MATERIAL FOR THIS TASK:
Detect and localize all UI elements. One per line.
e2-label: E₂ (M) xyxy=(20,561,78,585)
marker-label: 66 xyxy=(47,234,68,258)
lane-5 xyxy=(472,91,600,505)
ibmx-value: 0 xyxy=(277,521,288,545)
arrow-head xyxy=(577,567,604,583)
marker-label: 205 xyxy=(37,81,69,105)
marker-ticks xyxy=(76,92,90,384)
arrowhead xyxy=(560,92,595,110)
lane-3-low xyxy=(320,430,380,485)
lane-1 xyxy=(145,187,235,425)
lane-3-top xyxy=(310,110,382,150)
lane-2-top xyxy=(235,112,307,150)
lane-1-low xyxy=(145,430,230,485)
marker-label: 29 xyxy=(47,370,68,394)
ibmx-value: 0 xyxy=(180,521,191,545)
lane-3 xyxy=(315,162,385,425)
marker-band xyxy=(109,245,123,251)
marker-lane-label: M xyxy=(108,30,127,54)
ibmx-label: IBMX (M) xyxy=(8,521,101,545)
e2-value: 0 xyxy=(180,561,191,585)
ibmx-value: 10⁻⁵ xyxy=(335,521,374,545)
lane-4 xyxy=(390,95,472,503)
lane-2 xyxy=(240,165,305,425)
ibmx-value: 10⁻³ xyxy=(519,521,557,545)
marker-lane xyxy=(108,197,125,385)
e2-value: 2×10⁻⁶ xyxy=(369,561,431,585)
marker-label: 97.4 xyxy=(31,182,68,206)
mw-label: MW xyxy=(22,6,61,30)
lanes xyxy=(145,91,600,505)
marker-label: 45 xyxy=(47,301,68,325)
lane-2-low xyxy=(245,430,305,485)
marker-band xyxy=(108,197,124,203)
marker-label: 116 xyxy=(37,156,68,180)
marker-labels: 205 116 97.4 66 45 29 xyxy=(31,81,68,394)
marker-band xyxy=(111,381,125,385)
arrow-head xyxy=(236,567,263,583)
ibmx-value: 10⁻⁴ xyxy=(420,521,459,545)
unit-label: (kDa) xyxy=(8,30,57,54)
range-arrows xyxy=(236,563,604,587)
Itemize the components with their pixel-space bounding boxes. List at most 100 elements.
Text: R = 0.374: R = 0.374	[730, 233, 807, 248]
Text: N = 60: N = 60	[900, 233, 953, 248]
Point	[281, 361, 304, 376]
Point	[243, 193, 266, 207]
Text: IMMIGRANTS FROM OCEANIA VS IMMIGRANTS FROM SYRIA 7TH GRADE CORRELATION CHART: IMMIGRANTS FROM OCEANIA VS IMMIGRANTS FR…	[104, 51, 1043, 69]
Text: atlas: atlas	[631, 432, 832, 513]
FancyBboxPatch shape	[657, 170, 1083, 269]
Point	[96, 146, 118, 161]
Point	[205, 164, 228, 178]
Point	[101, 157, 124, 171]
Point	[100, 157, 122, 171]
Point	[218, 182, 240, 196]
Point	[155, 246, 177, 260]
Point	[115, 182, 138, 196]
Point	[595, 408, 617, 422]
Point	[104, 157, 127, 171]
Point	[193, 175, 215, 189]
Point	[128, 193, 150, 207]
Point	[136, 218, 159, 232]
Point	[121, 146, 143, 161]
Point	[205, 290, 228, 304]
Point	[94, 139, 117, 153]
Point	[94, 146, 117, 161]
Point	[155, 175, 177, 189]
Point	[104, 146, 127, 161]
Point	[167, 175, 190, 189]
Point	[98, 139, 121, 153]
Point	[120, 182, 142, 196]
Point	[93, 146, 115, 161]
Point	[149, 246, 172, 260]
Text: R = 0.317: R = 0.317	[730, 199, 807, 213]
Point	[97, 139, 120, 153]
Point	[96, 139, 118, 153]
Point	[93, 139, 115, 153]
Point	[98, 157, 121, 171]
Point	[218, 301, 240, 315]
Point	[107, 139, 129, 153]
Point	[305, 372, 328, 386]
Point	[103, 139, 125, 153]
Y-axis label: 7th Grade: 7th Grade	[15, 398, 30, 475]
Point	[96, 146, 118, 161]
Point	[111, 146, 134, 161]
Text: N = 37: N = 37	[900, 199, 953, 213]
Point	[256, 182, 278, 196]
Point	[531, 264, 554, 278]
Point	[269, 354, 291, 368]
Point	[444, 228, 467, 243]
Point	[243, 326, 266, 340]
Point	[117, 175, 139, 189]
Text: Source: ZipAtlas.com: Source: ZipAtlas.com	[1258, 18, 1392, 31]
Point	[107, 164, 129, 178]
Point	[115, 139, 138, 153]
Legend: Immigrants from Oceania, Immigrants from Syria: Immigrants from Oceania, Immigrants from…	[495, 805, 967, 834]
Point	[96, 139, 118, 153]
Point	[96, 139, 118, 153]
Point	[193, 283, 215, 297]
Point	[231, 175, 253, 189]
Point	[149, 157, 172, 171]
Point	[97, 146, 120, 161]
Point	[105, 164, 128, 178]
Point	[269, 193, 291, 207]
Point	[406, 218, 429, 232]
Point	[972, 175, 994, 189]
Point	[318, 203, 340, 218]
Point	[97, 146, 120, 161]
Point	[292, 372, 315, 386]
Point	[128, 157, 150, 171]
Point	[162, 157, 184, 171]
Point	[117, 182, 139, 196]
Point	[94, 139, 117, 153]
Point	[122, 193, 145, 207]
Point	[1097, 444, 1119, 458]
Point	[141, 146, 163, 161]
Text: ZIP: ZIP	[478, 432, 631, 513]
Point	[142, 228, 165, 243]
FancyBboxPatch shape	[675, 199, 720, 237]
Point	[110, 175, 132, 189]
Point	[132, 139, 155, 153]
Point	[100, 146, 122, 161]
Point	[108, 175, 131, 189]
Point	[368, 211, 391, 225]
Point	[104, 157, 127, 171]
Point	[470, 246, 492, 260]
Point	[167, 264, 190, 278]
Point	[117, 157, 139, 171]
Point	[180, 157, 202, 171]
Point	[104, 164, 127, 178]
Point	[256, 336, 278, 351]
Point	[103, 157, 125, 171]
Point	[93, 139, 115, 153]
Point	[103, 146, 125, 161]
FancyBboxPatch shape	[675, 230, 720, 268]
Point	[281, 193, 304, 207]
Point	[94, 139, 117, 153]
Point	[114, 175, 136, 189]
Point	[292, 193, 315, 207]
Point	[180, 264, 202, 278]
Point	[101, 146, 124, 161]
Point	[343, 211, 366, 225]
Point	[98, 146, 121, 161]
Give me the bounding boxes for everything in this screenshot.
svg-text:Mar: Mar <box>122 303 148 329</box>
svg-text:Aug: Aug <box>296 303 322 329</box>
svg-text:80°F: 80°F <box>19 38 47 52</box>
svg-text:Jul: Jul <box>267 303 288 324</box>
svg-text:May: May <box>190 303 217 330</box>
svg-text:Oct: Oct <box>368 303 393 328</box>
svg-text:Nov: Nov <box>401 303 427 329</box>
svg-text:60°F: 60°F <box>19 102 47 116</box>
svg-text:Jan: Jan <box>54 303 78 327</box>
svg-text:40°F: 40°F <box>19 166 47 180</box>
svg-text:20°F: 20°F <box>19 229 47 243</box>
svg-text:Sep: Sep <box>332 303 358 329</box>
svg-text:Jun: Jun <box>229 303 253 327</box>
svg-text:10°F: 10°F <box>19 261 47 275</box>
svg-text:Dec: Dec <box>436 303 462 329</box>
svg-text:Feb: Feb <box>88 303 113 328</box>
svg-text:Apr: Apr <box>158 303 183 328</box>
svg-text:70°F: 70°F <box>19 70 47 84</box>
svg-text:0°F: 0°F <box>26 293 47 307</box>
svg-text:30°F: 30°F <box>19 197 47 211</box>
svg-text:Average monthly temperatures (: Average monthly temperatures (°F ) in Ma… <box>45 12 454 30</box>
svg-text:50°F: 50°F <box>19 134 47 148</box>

STATED EXERCISE: Copy every line of the items above exactly, with no changes.

EXPECTED OUTPUT:
Detect and localize all UI elements. One per line.
e2-label: E₂ (M) xyxy=(20,561,78,585)
marker-label: 66 xyxy=(47,234,68,258)
lane-5 xyxy=(472,91,600,505)
ibmx-value: 0 xyxy=(277,521,288,545)
arrow-head xyxy=(577,567,604,583)
marker-label: 205 xyxy=(37,81,69,105)
marker-ticks xyxy=(76,92,90,384)
arrowhead xyxy=(560,92,595,110)
lane-3-low xyxy=(320,430,380,485)
lane-1 xyxy=(145,187,235,425)
lane-3-top xyxy=(310,110,382,150)
lane-2-top xyxy=(235,112,307,150)
lane-1-low xyxy=(145,430,230,485)
marker-label: 29 xyxy=(47,370,68,394)
ibmx-value: 0 xyxy=(180,521,191,545)
lane-3 xyxy=(315,162,385,425)
marker-band xyxy=(109,245,123,251)
marker-lane-label: M xyxy=(108,30,127,54)
ibmx-label: IBMX (M) xyxy=(8,521,101,545)
e2-value: 0 xyxy=(180,561,191,585)
ibmx-value: 10⁻⁵ xyxy=(335,521,374,545)
lane-4 xyxy=(390,95,472,503)
lane-2 xyxy=(240,165,305,425)
ibmx-value: 10⁻³ xyxy=(519,521,557,545)
marker-lane xyxy=(108,197,125,385)
e2-value: 2×10⁻⁶ xyxy=(369,561,431,585)
marker-label: 97.4 xyxy=(31,182,68,206)
mw-label: MW xyxy=(22,6,61,30)
lanes xyxy=(145,91,600,505)
marker-label: 45 xyxy=(47,301,68,325)
lane-2-low xyxy=(245,430,305,485)
marker-band xyxy=(108,197,124,203)
marker-label: 116 xyxy=(37,156,68,180)
marker-labels: 205 116 97.4 66 45 29 xyxy=(31,81,68,394)
marker-band xyxy=(111,381,125,385)
arrow-head xyxy=(236,567,263,583)
ibmx-value: 10⁻⁴ xyxy=(420,521,459,545)
unit-label: (kDa) xyxy=(8,30,57,54)
range-arrows xyxy=(236,563,604,587)
Itemize the components with their pixel-space bounding boxes. List at most 100 elements.
Text: R = 0.374: R = 0.374	[730, 233, 807, 248]
Text: N = 60: N = 60	[900, 233, 953, 248]
Point	[281, 361, 304, 376]
Point	[243, 193, 266, 207]
Text: IMMIGRANTS FROM OCEANIA VS IMMIGRANTS FROM SYRIA 7TH GRADE CORRELATION CHART: IMMIGRANTS FROM OCEANIA VS IMMIGRANTS FR…	[104, 51, 1043, 69]
Text: atlas: atlas	[631, 432, 832, 513]
FancyBboxPatch shape	[657, 170, 1083, 269]
Point	[96, 146, 118, 161]
Point	[205, 164, 228, 178]
Point	[101, 157, 124, 171]
Point	[100, 157, 122, 171]
Point	[218, 182, 240, 196]
Point	[155, 246, 177, 260]
Point	[115, 182, 138, 196]
Point	[595, 408, 617, 422]
Point	[104, 157, 127, 171]
Point	[193, 175, 215, 189]
Point	[128, 193, 150, 207]
Point	[136, 218, 159, 232]
Point	[121, 146, 143, 161]
Point	[205, 290, 228, 304]
Point	[94, 139, 117, 153]
Point	[94, 146, 117, 161]
Point	[155, 175, 177, 189]
Point	[104, 146, 127, 161]
Point	[167, 175, 190, 189]
Point	[98, 139, 121, 153]
Point	[120, 182, 142, 196]
Point	[93, 146, 115, 161]
Point	[149, 246, 172, 260]
Text: R = 0.317: R = 0.317	[730, 199, 807, 213]
Point	[97, 139, 120, 153]
Point	[96, 139, 118, 153]
Point	[93, 139, 115, 153]
Point	[98, 157, 121, 171]
Point	[218, 301, 240, 315]
Point	[107, 139, 129, 153]
Point	[305, 372, 328, 386]
Point	[103, 139, 125, 153]
Y-axis label: 7th Grade: 7th Grade	[15, 398, 30, 475]
Point	[96, 146, 118, 161]
Point	[111, 146, 134, 161]
Text: N = 37: N = 37	[900, 199, 953, 213]
Point	[256, 182, 278, 196]
Point	[531, 264, 554, 278]
Point	[269, 354, 291, 368]
Point	[444, 228, 467, 243]
Point	[243, 326, 266, 340]
Point	[117, 175, 139, 189]
Text: Source: ZipAtlas.com: Source: ZipAtlas.com	[1258, 18, 1392, 31]
Point	[107, 164, 129, 178]
Point	[115, 139, 138, 153]
Legend: Immigrants from Oceania, Immigrants from Syria: Immigrants from Oceania, Immigrants from…	[495, 805, 967, 834]
Point	[96, 139, 118, 153]
Point	[96, 139, 118, 153]
Point	[193, 283, 215, 297]
Point	[231, 175, 253, 189]
Point	[149, 157, 172, 171]
Point	[97, 146, 120, 161]
Point	[105, 164, 128, 178]
Point	[269, 193, 291, 207]
Point	[406, 218, 429, 232]
Point	[972, 175, 994, 189]
Point	[318, 203, 340, 218]
Point	[97, 146, 120, 161]
Point	[292, 372, 315, 386]
Point	[128, 157, 150, 171]
Point	[162, 157, 184, 171]
Point	[117, 182, 139, 196]
Point	[94, 139, 117, 153]
Point	[122, 193, 145, 207]
Point	[1097, 444, 1119, 458]
Point	[141, 146, 163, 161]
Text: ZIP: ZIP	[478, 432, 631, 513]
Point	[142, 228, 165, 243]
FancyBboxPatch shape	[675, 199, 720, 237]
Point	[110, 175, 132, 189]
Point	[132, 139, 155, 153]
Point	[100, 146, 122, 161]
Point	[108, 175, 131, 189]
Point	[368, 211, 391, 225]
Point	[104, 157, 127, 171]
Point	[470, 246, 492, 260]
Point	[167, 264, 190, 278]
Point	[117, 157, 139, 171]
Point	[180, 157, 202, 171]
Point	[104, 164, 127, 178]
Point	[256, 336, 278, 351]
Point	[103, 157, 125, 171]
Point	[93, 139, 115, 153]
Point	[103, 146, 125, 161]
FancyBboxPatch shape	[675, 230, 720, 268]
Point	[281, 193, 304, 207]
Point	[94, 139, 117, 153]
Point	[114, 175, 136, 189]
Point	[292, 193, 315, 207]
Point	[180, 264, 202, 278]
Point	[101, 146, 124, 161]
Point	[343, 211, 366, 225]
Point	[98, 146, 121, 161]
Give me the bounding boxes for everything in this screenshot.
svg-text:Mar: Mar <box>122 303 148 329</box>
svg-text:Aug: Aug <box>296 303 322 329</box>
svg-text:80°F: 80°F <box>19 38 47 52</box>
svg-text:Jul: Jul <box>267 303 288 324</box>
svg-text:May: May <box>190 303 217 330</box>
svg-text:Oct: Oct <box>368 303 393 328</box>
svg-text:Nov: Nov <box>401 303 427 329</box>
svg-text:60°F: 60°F <box>19 102 47 116</box>
svg-text:Jan: Jan <box>54 303 78 327</box>
svg-text:40°F: 40°F <box>19 166 47 180</box>
svg-text:20°F: 20°F <box>19 229 47 243</box>
svg-text:Sep: Sep <box>332 303 358 329</box>
svg-text:Jun: Jun <box>229 303 253 327</box>
svg-text:10°F: 10°F <box>19 261 47 275</box>
svg-text:Dec: Dec <box>436 303 462 329</box>
svg-text:Feb: Feb <box>88 303 113 328</box>
svg-text:Apr: Apr <box>158 303 183 328</box>
svg-text:70°F: 70°F <box>19 70 47 84</box>
svg-text:0°F: 0°F <box>26 293 47 307</box>
svg-text:30°F: 30°F <box>19 197 47 211</box>
svg-text:Average monthly temperatures (: Average monthly temperatures (°F ) in Ma… <box>45 12 454 30</box>
svg-text:50°F: 50°F <box>19 134 47 148</box>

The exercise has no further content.